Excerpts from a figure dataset
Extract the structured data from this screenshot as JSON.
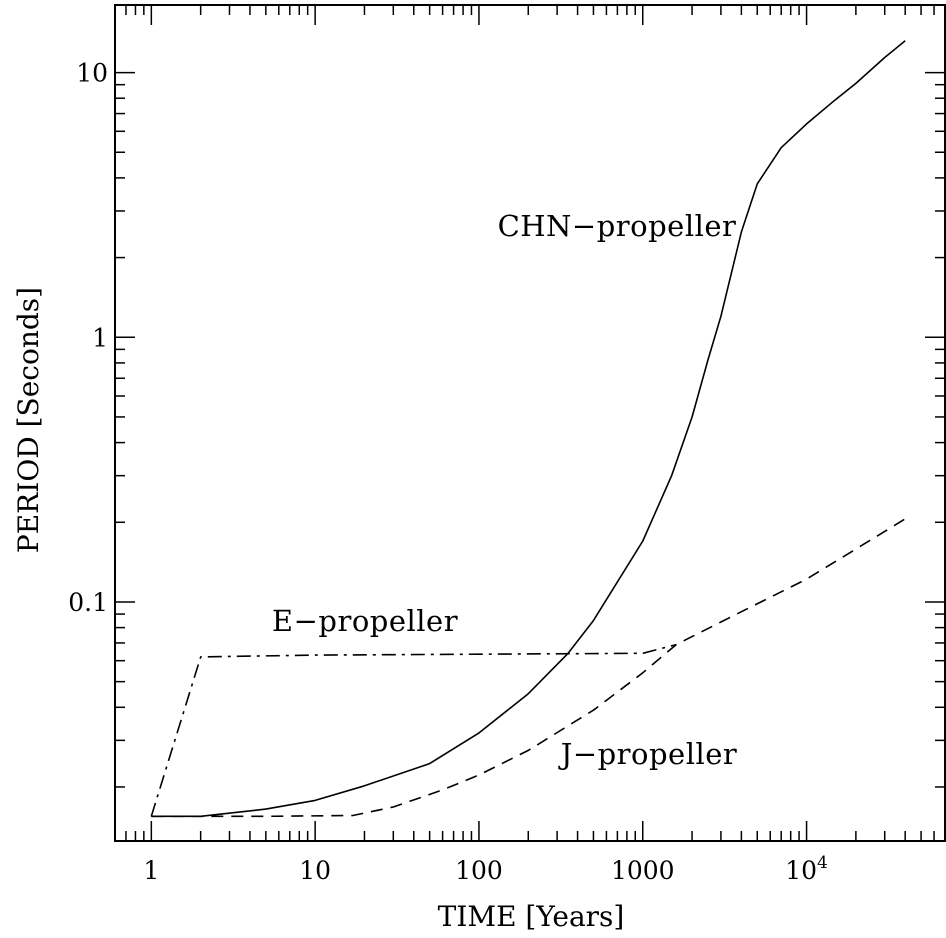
{
  "chart_data": {
    "type": "line",
    "xlabel": "TIME [Years]",
    "ylabel": "PERIOD [Seconds]",
    "x_scale": "log",
    "y_scale": "log",
    "xlim": [
      0.6,
      70000
    ],
    "ylim": [
      0.0125,
      18
    ],
    "x_ticks": [
      {
        "value": 1,
        "label": "1"
      },
      {
        "value": 10,
        "label": "10"
      },
      {
        "value": 100,
        "label": "100"
      },
      {
        "value": 1000,
        "label": "1000"
      },
      {
        "value": 10000,
        "label": "10",
        "exponent": "4"
      }
    ],
    "y_ticks": [
      {
        "value": 0.1,
        "label": "0.1"
      },
      {
        "value": 1,
        "label": "1"
      },
      {
        "value": 10,
        "label": "10"
      }
    ],
    "grid": false,
    "legend": "none",
    "series": [
      {
        "name": "CHN−propeller",
        "style": "solid",
        "color": "#000000",
        "x": [
          1,
          2,
          5,
          10,
          20,
          50,
          100,
          200,
          350,
          500,
          1000,
          1500,
          2000,
          2500,
          3000,
          4000,
          5000,
          7000,
          10000,
          15000,
          20000,
          30000,
          40000
        ],
        "y": [
          0.0155,
          0.0155,
          0.0165,
          0.0178,
          0.0202,
          0.0245,
          0.032,
          0.045,
          0.064,
          0.085,
          0.17,
          0.3,
          0.5,
          0.82,
          1.2,
          2.5,
          3.8,
          5.2,
          6.4,
          7.9,
          9.1,
          11.4,
          13.2
        ]
      },
      {
        "name": "J−propeller",
        "style": "dashed",
        "color": "#000000",
        "x": [
          1,
          5,
          17,
          30,
          60,
          100,
          200,
          500,
          1000,
          1600,
          3000,
          10000,
          40000
        ],
        "y": [
          0.0155,
          0.0155,
          0.0156,
          0.0168,
          0.0195,
          0.0222,
          0.0275,
          0.039,
          0.054,
          0.069,
          0.084,
          0.122,
          0.206
        ]
      },
      {
        "name": "E−propeller",
        "style": "dash-dot",
        "color": "#000000",
        "x": [
          1,
          2,
          10,
          100,
          1000,
          1600
        ],
        "y": [
          0.0155,
          0.062,
          0.063,
          0.0635,
          0.064,
          0.069
        ]
      }
    ]
  }
}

◆ PROBLEM TO SOLVE
Report the number of lines in the entries above that include the string "style". Give nothing but the number.

◆ TASK RESULT
3